Find each line with the word "text" in it, then give the total alone.

■ WORKING DATA ■
══════════
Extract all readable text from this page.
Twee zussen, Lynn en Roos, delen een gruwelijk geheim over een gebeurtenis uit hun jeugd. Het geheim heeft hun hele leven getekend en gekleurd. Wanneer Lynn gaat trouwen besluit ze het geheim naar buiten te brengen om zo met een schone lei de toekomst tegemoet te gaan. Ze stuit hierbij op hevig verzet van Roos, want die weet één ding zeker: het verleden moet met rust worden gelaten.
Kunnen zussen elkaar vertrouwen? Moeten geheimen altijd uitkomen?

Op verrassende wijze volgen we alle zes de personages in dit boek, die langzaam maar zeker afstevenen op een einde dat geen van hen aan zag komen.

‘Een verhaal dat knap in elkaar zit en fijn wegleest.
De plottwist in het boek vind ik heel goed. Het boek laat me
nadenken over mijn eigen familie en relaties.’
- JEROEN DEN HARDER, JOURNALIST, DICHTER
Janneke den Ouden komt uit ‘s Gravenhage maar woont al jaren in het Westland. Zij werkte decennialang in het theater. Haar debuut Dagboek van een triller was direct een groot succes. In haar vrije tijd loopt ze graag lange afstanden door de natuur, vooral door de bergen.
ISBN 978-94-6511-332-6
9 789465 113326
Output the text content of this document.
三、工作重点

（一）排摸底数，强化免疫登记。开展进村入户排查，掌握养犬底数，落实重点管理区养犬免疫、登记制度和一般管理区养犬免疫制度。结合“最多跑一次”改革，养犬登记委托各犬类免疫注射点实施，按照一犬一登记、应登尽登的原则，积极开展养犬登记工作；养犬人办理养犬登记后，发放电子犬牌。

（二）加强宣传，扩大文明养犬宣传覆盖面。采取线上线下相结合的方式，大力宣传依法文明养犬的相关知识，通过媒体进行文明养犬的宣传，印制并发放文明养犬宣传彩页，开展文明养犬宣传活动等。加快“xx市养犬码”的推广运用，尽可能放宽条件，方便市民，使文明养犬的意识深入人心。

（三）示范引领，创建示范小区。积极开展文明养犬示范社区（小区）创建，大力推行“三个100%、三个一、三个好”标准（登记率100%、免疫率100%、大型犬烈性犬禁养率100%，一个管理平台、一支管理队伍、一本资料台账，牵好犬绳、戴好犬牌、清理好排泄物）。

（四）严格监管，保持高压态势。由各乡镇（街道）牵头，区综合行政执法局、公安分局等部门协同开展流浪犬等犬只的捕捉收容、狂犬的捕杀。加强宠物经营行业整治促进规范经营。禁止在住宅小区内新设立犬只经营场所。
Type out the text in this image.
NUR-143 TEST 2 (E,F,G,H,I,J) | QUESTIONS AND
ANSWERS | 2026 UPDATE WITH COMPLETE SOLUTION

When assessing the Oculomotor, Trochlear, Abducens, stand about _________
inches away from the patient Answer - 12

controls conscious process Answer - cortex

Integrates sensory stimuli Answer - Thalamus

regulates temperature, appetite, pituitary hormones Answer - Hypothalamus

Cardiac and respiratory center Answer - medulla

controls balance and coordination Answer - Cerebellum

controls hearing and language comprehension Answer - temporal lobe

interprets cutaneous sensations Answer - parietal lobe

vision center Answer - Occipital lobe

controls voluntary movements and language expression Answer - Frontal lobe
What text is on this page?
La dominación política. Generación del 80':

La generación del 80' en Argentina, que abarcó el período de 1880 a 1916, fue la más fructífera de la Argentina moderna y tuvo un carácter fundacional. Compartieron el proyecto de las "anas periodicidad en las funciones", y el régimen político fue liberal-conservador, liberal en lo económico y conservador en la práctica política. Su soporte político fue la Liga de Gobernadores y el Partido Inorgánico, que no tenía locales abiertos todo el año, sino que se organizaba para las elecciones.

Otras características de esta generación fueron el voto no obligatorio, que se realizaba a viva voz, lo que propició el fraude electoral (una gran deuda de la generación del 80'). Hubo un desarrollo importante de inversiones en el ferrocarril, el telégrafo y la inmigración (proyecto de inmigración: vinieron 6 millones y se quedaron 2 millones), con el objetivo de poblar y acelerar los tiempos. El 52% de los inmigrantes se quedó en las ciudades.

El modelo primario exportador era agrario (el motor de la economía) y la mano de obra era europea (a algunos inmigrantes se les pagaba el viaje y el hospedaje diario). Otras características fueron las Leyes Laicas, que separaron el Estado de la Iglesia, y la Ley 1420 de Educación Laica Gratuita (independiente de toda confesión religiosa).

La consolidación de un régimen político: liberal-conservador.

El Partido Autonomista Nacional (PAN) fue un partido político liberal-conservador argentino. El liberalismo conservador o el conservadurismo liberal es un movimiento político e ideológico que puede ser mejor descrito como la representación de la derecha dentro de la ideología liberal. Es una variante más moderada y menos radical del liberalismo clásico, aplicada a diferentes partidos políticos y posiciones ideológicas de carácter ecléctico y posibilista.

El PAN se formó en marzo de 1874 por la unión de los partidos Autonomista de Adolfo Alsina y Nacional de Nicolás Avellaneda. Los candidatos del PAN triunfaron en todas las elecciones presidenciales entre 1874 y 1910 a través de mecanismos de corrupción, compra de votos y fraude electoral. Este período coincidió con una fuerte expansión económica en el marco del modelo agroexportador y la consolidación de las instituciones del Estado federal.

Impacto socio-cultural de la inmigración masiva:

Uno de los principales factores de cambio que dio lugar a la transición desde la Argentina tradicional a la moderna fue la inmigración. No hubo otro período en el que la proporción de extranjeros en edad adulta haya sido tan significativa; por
══════════
■ THE COMPLETED TASK ■
4